→ **DATA FOR PROCESSING**:
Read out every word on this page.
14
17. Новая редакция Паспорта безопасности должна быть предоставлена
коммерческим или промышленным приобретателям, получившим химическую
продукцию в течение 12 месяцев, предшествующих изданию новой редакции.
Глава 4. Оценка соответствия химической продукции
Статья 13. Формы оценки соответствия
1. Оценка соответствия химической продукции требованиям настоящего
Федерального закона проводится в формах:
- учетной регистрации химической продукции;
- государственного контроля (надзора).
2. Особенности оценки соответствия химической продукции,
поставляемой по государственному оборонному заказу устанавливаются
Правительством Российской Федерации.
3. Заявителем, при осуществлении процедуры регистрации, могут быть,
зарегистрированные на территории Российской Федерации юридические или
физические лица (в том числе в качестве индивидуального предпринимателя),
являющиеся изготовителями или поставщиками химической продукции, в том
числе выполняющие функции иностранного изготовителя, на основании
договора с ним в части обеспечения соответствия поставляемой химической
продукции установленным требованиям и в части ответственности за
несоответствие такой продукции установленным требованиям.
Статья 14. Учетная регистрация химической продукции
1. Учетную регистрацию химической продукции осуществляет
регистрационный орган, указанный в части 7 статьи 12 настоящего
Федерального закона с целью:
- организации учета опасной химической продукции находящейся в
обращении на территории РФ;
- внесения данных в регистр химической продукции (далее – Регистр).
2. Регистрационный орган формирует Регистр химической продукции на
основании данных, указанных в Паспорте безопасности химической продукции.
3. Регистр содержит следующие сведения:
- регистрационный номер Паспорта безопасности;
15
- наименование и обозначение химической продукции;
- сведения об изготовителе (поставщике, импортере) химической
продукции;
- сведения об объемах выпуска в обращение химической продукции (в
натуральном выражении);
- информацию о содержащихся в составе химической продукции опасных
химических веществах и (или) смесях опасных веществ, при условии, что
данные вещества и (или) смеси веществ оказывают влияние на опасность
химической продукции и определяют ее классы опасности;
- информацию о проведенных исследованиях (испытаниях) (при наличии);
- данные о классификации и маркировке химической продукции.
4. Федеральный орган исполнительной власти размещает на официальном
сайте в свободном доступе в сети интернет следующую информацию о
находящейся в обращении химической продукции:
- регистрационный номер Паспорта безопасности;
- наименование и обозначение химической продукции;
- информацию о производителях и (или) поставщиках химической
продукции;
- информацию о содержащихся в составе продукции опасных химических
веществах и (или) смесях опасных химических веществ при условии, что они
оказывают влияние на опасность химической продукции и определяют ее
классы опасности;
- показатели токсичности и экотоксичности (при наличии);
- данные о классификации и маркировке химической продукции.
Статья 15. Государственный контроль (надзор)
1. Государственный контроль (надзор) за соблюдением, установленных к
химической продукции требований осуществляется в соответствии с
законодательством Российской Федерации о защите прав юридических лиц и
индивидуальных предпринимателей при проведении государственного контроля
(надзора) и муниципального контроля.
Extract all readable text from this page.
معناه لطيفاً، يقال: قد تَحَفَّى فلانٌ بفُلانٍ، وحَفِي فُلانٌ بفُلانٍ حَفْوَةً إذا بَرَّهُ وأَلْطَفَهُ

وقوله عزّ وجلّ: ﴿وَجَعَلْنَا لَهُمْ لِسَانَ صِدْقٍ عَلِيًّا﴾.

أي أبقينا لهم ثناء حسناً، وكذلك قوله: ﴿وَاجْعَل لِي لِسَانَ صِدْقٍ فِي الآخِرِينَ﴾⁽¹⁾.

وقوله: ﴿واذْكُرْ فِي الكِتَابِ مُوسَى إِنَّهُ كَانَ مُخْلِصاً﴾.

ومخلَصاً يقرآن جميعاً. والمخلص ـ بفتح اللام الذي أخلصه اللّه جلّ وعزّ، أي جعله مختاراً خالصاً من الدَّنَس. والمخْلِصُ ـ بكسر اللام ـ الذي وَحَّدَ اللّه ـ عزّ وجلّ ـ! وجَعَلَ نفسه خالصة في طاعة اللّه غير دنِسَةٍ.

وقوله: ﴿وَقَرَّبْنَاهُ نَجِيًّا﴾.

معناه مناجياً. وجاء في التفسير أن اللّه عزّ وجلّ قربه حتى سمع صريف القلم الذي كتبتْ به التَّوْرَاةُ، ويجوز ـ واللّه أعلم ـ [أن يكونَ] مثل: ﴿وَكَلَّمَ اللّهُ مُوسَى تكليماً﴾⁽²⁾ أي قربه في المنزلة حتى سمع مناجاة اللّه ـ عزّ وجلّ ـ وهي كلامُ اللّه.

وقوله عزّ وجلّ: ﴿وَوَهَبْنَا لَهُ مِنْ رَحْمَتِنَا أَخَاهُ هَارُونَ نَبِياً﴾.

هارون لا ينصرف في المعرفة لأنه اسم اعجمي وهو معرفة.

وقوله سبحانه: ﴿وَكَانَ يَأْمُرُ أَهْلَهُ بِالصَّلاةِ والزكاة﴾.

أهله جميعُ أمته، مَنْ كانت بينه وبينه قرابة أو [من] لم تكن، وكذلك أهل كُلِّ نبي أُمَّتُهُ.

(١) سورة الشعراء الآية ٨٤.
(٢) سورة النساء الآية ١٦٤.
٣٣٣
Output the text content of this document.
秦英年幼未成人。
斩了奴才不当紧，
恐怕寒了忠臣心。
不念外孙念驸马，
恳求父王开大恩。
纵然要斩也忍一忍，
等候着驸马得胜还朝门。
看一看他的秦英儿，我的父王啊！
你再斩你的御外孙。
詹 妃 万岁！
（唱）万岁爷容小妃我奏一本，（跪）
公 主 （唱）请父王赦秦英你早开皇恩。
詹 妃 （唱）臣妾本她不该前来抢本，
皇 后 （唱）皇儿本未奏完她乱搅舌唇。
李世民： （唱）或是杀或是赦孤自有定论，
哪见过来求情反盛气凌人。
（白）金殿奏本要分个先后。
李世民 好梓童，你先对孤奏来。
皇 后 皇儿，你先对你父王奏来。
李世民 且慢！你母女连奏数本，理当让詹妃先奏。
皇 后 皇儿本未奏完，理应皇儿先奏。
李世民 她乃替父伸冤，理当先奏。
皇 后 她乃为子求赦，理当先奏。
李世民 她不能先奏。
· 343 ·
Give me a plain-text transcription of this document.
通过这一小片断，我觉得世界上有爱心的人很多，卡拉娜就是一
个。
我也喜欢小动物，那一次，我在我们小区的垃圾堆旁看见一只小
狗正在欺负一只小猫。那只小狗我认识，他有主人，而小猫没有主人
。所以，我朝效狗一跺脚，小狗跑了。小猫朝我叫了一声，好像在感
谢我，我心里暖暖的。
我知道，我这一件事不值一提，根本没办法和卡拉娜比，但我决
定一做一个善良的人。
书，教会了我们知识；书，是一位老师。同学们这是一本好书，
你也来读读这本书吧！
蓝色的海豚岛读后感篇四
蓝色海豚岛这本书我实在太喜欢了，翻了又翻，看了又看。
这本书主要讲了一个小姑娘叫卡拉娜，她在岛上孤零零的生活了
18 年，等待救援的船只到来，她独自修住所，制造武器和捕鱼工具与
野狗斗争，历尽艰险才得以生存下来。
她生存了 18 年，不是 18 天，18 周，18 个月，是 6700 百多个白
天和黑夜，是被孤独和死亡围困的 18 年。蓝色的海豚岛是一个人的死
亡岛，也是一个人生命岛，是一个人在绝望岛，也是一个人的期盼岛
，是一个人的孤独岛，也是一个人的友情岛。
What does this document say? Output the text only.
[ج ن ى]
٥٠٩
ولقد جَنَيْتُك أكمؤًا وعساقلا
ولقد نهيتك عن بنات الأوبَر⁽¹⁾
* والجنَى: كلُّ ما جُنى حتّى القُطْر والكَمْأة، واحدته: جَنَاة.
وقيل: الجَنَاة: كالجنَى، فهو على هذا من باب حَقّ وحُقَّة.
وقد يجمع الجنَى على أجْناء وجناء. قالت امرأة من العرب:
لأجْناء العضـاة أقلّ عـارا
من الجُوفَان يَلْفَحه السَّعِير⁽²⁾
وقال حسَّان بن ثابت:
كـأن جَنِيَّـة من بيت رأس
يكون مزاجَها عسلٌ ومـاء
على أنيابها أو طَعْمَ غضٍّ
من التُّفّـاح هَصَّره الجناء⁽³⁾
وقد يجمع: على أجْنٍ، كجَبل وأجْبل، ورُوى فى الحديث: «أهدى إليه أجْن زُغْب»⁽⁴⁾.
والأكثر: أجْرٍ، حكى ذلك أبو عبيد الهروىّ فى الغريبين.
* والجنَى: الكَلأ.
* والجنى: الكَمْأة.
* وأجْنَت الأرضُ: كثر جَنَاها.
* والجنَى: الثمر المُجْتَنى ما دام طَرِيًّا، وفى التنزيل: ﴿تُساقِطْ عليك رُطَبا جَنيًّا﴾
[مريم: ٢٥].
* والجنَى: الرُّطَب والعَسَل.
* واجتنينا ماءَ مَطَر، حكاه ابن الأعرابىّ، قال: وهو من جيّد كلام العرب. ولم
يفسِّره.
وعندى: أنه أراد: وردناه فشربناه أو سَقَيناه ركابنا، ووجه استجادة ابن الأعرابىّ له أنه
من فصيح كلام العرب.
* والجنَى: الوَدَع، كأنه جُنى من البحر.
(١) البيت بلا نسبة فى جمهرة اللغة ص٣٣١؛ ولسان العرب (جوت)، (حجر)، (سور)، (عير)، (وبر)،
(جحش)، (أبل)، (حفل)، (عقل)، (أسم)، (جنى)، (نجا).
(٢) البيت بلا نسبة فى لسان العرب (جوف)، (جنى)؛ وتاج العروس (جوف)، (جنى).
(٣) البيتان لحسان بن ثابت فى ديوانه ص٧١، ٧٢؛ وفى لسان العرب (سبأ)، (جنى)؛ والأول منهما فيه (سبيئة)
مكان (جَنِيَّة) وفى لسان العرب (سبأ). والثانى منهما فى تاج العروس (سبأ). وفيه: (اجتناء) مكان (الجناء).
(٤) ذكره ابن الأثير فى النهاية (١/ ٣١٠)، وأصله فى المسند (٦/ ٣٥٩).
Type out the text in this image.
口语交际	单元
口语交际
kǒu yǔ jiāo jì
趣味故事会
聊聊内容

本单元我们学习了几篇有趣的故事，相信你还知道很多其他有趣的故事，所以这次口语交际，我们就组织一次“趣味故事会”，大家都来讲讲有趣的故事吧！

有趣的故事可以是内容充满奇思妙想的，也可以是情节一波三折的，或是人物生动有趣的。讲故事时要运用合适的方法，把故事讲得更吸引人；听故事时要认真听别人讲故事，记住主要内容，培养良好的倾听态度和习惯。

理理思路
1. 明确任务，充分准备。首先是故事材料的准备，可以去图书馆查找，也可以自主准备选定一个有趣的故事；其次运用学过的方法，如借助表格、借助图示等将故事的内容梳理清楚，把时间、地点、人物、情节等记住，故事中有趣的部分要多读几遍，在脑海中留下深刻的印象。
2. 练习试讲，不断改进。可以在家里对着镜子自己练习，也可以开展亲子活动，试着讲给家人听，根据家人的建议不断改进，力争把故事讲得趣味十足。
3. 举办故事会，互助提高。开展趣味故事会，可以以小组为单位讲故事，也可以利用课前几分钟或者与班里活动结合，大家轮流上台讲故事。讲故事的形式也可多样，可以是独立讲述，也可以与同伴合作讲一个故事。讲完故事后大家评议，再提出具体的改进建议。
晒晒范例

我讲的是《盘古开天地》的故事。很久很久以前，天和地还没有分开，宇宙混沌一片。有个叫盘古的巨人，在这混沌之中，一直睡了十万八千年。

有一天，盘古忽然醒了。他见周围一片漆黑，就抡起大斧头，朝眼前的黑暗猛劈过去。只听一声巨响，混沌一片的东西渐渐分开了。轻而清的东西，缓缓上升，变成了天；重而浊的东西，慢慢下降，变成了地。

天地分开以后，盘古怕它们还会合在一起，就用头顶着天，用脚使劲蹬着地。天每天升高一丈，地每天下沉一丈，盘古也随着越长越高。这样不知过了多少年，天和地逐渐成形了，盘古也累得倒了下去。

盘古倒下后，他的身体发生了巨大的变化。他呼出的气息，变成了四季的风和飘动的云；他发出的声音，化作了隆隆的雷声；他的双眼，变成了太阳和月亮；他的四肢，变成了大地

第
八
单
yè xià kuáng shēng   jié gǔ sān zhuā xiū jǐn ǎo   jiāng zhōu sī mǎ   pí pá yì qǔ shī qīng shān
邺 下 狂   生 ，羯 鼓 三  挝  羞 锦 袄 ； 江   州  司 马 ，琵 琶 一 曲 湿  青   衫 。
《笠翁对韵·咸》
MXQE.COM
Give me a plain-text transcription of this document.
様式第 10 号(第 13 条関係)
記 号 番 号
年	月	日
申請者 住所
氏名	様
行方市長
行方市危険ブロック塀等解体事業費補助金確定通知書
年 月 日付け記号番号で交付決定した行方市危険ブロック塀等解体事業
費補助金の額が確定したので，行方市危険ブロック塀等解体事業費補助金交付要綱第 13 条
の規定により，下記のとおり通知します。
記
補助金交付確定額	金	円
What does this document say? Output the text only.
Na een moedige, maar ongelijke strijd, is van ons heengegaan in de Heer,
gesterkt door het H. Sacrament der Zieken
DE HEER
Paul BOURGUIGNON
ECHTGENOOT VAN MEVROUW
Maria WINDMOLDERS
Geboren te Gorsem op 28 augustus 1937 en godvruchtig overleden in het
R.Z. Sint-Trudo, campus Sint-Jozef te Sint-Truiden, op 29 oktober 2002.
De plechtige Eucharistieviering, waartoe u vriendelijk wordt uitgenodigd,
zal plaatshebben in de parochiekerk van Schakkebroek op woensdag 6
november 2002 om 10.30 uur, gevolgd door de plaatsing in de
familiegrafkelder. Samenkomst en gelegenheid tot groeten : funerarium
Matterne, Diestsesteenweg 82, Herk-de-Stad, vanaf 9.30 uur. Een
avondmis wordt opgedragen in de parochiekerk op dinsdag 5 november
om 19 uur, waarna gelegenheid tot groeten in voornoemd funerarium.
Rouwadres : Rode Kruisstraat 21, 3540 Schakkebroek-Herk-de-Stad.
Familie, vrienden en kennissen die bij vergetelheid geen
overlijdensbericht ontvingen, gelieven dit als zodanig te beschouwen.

→ **WHAT IS EXPECTED**:
Report each line in the preceding entries that holds the string "части".

→ **REPLY**:
договора с ним в части обеспечения соответствия поставляемой химической
продукции установленным требованиям и в части ответственности за
регистрационный орган, указанный в части 7 статьи 12 настоящего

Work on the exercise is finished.